Task brief =>
Pick out the lines in the listing below that contain the word "generations" and copy them.

┄┄┄┄┄┄

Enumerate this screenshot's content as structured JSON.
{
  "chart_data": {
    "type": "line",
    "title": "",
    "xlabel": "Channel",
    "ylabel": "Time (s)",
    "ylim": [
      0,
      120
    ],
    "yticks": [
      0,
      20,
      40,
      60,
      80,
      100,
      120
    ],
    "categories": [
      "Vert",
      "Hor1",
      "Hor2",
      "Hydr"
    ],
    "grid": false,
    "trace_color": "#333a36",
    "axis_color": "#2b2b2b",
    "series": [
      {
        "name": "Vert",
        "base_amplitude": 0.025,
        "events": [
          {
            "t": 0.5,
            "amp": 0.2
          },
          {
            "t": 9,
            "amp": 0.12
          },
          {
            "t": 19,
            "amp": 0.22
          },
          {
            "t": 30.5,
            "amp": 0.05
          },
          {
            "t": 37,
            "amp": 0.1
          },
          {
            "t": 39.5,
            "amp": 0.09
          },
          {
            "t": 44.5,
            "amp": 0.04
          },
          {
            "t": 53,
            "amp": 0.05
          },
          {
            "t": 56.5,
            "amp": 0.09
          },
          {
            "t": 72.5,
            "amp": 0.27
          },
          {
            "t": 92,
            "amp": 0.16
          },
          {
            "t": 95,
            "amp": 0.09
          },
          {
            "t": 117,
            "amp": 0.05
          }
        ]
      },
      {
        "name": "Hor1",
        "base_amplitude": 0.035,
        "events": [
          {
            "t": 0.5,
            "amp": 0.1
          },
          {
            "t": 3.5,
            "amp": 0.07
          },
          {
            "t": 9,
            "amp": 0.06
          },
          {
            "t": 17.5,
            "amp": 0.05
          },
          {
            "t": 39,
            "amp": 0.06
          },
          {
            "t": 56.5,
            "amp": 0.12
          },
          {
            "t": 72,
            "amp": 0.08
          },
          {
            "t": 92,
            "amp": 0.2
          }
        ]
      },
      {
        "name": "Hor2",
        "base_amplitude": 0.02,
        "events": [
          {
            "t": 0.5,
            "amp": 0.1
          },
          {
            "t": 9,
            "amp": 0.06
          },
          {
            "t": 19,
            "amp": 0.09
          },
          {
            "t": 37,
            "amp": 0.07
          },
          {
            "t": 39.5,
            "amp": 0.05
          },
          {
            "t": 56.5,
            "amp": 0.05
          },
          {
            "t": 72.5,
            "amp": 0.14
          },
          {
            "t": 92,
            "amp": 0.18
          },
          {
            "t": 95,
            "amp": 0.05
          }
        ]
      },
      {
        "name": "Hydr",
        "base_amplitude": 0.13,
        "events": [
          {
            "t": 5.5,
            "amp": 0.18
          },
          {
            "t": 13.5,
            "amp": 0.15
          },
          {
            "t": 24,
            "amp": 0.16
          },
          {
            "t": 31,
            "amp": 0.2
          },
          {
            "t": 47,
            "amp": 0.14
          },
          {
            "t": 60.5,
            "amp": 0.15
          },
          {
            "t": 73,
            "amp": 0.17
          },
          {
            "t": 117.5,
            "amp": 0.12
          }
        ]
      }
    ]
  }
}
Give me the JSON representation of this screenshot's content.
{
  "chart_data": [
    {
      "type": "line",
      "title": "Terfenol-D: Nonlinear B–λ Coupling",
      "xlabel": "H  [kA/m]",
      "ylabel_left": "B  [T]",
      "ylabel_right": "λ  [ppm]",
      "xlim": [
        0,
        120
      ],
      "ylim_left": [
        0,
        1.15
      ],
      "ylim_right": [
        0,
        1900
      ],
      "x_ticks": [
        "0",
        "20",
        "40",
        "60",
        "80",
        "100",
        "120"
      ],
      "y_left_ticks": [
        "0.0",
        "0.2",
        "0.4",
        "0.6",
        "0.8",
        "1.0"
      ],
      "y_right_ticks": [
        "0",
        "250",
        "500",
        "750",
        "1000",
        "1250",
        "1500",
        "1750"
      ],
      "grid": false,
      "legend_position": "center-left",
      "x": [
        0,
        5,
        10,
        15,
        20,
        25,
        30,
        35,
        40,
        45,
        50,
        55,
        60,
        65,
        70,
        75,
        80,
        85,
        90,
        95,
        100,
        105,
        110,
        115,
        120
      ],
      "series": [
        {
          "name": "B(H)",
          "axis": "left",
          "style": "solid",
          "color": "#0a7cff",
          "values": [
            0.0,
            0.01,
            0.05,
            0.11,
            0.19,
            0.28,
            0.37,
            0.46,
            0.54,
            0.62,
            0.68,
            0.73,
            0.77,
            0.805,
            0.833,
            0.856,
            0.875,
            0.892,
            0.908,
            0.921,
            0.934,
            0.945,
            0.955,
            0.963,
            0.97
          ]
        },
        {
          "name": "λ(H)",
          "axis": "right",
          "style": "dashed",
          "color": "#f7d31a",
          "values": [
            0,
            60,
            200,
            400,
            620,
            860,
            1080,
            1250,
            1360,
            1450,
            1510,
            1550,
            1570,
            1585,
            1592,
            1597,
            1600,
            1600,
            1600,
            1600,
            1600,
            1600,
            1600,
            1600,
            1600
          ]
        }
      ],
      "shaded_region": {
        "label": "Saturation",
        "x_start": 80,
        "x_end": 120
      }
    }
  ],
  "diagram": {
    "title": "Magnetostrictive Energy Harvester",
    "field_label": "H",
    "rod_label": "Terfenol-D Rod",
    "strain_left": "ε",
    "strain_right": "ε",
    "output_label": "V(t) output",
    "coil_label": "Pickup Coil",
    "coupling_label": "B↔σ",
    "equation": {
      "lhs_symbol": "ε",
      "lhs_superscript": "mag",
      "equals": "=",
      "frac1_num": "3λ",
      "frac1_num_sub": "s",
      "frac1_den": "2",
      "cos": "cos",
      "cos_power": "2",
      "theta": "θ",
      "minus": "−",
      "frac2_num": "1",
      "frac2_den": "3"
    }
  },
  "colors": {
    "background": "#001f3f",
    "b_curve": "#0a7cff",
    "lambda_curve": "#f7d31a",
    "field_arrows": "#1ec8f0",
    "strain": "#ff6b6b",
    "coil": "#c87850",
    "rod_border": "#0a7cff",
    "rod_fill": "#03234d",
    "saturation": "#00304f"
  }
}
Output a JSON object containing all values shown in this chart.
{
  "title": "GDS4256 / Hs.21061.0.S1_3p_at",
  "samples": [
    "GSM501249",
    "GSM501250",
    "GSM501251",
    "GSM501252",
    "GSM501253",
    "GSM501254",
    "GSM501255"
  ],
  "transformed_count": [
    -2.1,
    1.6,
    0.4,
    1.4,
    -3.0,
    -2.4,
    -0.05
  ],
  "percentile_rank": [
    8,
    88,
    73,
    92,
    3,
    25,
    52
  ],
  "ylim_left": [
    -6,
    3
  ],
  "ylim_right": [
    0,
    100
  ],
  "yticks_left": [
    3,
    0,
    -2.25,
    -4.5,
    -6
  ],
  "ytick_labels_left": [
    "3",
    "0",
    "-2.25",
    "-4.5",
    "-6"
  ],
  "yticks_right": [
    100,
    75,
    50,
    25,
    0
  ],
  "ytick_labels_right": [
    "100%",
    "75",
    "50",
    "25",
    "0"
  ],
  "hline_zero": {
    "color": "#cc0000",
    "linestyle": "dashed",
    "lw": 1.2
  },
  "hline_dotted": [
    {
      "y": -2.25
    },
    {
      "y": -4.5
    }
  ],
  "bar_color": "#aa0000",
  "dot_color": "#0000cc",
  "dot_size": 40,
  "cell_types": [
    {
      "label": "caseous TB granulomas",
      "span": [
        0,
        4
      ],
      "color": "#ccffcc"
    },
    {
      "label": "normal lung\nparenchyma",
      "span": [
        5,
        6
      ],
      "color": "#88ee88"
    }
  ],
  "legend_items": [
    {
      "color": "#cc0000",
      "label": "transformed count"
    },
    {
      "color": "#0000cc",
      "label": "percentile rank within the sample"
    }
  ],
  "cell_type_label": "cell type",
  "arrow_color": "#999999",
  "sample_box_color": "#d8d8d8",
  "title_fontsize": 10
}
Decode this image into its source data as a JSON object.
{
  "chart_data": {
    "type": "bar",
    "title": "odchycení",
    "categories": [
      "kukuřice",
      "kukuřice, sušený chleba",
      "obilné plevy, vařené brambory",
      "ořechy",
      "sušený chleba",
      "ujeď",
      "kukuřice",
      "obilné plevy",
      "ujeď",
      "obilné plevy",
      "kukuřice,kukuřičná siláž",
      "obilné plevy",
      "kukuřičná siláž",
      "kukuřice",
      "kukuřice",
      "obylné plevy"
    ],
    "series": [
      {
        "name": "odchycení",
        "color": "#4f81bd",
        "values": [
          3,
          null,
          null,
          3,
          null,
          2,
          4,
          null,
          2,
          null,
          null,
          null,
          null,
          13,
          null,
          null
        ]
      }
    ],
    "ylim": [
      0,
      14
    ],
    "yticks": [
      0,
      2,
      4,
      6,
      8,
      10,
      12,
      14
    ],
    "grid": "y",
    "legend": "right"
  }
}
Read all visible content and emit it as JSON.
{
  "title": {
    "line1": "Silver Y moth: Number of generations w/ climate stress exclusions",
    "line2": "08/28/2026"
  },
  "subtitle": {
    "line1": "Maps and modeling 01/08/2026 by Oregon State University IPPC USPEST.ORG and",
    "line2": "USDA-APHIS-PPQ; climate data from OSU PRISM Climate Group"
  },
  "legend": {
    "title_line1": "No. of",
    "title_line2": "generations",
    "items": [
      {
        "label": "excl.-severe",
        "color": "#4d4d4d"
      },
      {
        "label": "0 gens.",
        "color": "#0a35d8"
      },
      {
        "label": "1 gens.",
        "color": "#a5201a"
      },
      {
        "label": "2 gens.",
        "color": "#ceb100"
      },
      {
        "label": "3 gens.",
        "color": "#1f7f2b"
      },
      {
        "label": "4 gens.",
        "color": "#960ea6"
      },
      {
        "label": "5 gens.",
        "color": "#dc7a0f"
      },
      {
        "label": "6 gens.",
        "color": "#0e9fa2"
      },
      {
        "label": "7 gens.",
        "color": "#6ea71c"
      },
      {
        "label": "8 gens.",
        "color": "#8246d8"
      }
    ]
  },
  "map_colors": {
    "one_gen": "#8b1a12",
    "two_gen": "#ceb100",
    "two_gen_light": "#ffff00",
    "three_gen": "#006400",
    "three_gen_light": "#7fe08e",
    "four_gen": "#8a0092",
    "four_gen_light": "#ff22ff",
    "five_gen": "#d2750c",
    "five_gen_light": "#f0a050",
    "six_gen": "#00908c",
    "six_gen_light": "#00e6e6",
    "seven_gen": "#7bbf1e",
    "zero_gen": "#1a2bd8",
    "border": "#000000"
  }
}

┄┄┄┄┄┄

Written response =>
    "line1": "Silver Y moth: Number of generations w/ climate stress exclusions",
    "title_line2": "generations",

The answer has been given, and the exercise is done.